Figure contents as structured data
==============================

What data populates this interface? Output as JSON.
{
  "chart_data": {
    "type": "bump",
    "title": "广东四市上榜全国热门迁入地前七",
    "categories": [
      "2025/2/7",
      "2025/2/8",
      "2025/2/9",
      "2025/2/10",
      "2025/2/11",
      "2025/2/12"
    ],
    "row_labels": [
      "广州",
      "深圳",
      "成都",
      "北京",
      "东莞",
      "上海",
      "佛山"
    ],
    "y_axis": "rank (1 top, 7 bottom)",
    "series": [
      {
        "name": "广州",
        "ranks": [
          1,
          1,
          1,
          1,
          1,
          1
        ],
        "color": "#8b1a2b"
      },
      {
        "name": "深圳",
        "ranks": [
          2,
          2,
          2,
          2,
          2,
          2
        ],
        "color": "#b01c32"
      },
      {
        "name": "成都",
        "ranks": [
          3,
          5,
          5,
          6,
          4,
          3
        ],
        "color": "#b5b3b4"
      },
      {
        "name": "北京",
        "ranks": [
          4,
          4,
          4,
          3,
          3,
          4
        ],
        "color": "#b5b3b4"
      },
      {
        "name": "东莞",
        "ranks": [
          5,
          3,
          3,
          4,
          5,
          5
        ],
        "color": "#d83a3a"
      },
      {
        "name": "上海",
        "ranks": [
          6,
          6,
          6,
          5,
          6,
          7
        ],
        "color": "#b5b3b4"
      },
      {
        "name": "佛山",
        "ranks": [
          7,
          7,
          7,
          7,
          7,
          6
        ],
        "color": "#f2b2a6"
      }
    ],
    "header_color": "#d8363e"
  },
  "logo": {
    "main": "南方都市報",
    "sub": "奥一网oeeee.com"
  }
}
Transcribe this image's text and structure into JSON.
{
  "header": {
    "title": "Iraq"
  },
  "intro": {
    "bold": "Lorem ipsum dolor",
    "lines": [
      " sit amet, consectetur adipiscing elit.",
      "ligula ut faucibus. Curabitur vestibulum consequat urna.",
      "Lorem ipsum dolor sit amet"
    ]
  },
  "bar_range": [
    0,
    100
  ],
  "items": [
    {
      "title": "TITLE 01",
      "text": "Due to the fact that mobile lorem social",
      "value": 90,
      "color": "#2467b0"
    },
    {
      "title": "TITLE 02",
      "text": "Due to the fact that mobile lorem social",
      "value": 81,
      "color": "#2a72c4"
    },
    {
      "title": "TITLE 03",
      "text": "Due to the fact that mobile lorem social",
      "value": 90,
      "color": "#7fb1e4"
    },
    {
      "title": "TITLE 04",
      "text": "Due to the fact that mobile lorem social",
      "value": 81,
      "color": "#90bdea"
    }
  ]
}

==============================

**Problem:**
Go over the data above and copy every line that has the word "name" in it.

**Exercise result:**
        "name": "广州",
        "name": "深圳",
        "name": "成都",
        "name": "北京",
        "name": "东莞",
        "name": "上海",
        "name": "佛山",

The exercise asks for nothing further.